### Work instructions:
Sift the listing for lines that hold the string "explorer" and pull them out.

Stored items
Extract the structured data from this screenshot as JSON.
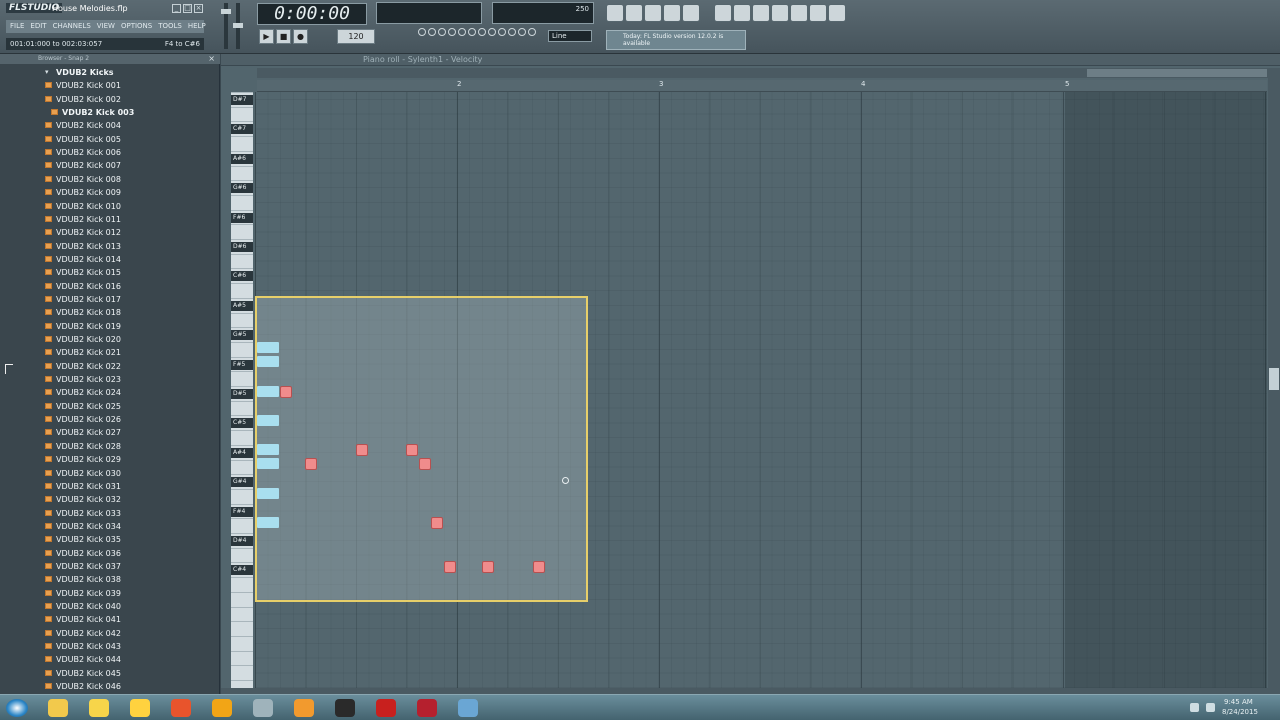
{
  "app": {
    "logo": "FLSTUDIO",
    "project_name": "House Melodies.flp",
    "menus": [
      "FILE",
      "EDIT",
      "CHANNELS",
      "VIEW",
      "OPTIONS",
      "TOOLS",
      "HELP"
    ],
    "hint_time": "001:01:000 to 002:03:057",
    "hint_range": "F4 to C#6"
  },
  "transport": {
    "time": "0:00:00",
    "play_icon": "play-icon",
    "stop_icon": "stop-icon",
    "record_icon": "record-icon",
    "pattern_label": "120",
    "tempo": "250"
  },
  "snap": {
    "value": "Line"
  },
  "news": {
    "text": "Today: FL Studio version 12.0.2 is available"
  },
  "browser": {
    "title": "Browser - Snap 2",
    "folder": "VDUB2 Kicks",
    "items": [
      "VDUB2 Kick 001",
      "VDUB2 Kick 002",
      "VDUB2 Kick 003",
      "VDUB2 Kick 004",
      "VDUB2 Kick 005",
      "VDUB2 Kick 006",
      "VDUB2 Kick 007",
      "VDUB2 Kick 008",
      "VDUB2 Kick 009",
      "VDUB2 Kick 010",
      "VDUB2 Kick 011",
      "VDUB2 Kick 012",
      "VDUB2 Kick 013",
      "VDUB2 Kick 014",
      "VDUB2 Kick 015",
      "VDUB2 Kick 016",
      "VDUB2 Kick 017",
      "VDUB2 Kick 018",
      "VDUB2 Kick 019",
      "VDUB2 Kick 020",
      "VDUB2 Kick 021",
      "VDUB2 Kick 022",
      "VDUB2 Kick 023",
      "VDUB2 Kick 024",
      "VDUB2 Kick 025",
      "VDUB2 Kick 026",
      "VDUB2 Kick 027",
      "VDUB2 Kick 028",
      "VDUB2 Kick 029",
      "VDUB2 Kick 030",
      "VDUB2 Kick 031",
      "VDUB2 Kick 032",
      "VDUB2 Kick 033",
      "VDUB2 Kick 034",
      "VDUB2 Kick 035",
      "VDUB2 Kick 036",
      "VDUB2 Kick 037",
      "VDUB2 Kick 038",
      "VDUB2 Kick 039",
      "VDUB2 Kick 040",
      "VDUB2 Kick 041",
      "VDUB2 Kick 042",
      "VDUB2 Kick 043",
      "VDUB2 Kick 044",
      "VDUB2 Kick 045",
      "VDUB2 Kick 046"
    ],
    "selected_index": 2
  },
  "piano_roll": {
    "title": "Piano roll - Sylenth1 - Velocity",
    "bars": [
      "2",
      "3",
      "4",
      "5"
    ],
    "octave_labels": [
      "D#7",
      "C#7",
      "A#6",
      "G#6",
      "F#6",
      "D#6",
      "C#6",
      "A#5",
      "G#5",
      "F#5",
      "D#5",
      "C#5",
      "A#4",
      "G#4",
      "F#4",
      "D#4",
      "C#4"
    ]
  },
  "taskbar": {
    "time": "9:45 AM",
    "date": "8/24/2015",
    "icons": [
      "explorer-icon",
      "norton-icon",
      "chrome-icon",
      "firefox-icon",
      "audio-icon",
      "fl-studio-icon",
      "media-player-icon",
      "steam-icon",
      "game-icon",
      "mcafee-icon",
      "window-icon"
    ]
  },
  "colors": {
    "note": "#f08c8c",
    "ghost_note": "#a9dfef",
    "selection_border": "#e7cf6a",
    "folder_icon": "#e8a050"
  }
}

--

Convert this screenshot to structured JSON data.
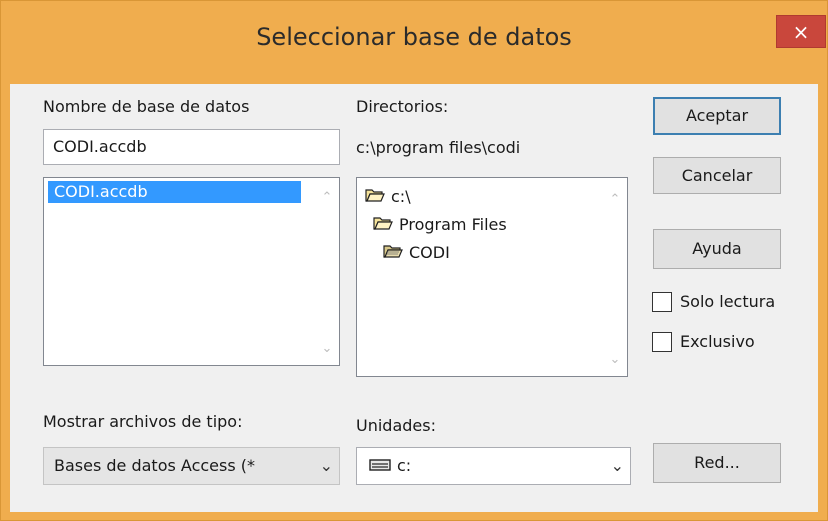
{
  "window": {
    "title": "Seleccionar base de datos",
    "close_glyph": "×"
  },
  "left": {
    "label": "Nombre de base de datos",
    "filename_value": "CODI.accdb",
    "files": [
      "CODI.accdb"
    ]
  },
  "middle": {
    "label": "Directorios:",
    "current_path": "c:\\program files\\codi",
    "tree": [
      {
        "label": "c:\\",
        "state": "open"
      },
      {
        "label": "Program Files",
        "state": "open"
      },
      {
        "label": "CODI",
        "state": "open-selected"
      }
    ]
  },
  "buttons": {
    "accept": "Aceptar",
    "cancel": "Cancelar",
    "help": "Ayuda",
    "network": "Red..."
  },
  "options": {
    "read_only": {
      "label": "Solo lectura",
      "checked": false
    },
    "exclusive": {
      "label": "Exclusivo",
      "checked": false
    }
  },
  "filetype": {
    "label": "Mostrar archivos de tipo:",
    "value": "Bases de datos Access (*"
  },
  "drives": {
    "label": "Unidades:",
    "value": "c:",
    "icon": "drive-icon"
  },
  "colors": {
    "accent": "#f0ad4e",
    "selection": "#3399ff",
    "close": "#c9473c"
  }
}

...

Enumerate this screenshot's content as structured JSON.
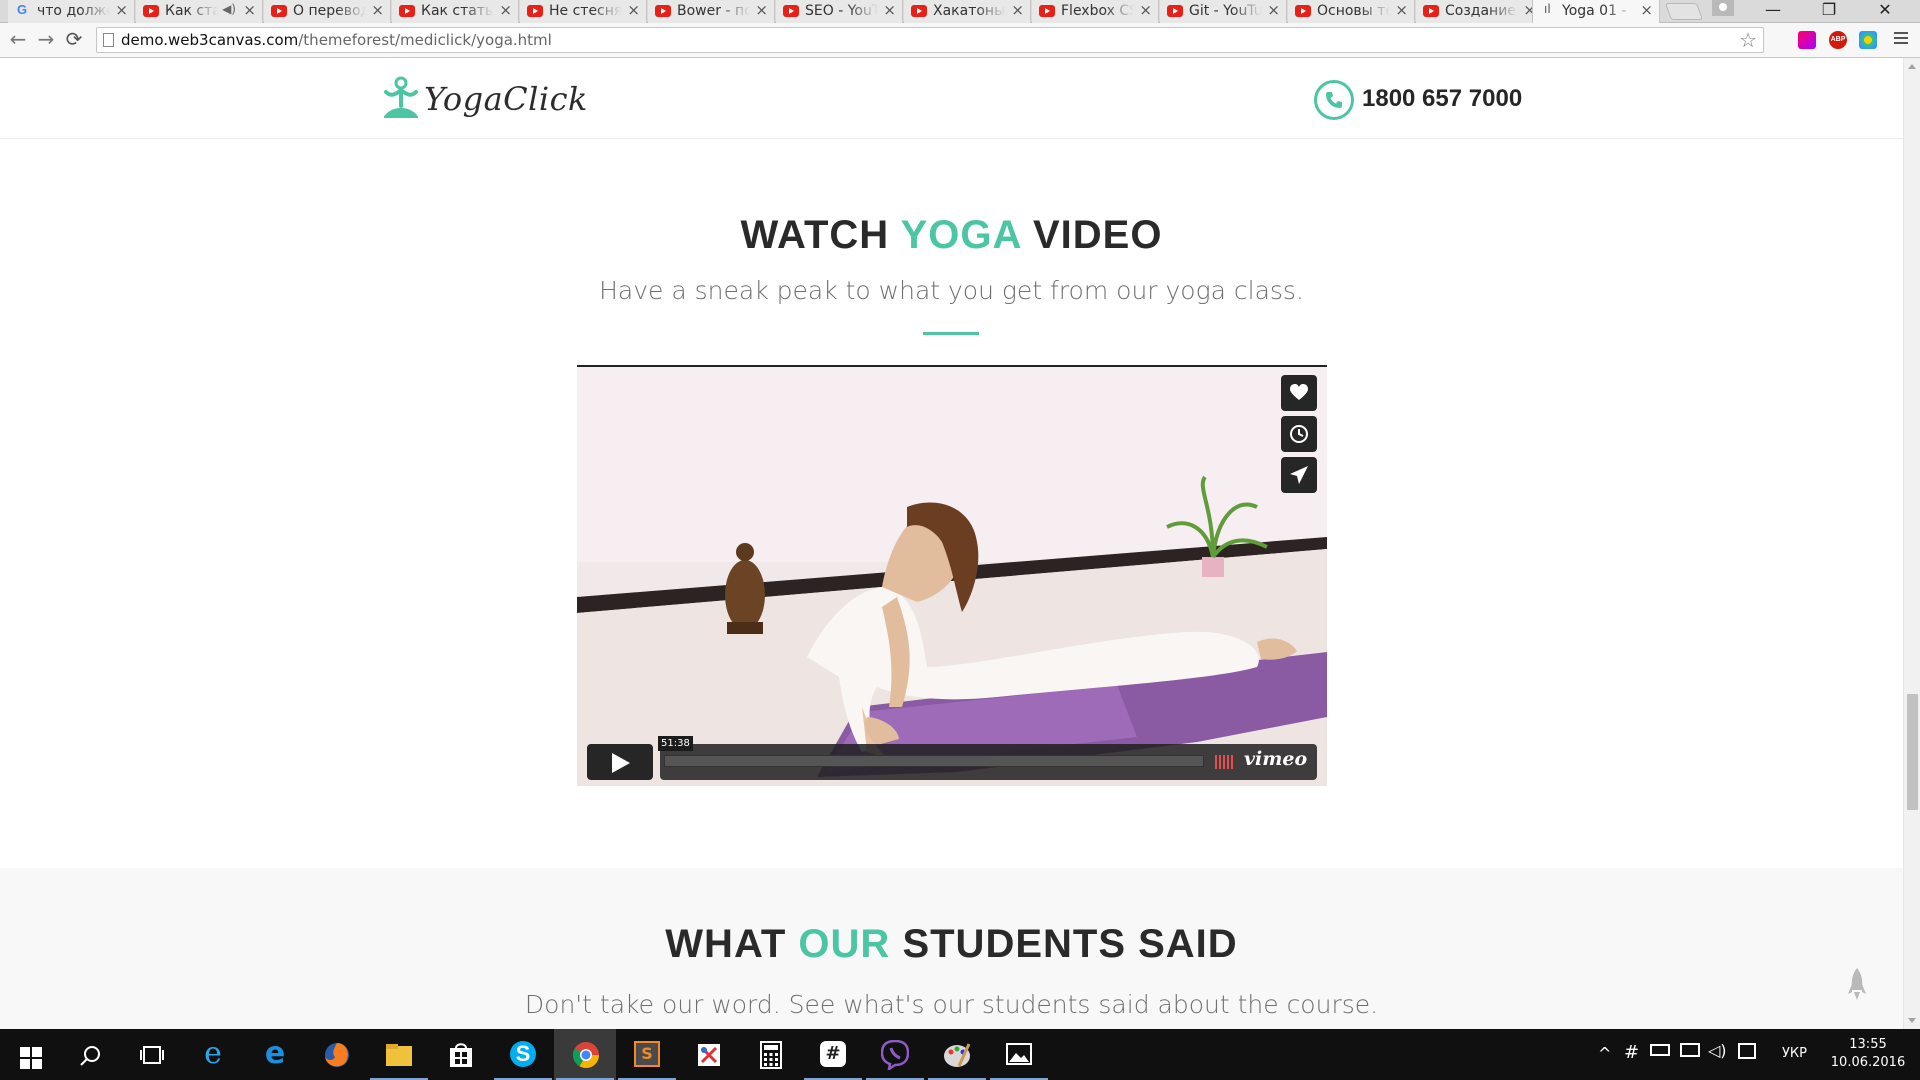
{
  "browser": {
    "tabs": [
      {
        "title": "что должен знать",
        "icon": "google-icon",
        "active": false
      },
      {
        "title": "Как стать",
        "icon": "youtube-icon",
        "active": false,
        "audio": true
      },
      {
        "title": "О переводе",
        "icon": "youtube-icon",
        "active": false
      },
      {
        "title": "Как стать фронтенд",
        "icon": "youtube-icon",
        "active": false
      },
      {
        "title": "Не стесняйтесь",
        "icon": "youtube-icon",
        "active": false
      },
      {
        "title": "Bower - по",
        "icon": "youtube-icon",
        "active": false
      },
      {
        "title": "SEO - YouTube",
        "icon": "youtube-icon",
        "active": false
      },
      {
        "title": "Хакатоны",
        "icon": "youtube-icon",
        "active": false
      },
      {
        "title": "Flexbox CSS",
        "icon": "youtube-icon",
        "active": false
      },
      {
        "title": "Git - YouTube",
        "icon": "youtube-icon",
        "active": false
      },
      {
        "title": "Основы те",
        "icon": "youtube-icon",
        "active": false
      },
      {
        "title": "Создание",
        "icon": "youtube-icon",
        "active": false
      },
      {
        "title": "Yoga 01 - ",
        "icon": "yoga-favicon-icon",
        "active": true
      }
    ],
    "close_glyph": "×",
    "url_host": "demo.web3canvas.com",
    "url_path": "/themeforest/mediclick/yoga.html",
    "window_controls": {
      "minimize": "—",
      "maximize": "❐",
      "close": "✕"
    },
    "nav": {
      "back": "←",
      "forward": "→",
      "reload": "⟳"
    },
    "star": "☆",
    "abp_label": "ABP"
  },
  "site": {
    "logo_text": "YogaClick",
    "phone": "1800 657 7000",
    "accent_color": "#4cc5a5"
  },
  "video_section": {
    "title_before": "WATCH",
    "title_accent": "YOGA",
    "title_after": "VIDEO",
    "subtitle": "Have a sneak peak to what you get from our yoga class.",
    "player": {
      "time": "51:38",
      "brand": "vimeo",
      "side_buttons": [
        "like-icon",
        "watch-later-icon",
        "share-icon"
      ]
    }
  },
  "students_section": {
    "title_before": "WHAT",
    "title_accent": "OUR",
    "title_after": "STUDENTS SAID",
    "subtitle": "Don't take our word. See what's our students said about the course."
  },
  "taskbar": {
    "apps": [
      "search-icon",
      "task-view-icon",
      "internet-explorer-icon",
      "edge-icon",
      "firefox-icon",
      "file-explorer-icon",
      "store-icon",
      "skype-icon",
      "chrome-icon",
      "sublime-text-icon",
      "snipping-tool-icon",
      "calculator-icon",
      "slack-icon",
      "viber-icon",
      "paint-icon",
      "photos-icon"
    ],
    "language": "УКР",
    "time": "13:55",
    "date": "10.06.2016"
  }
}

### Correct response:
      "explorer-icon",
      "internet-explorer-icon",
      "file-explorer-icon",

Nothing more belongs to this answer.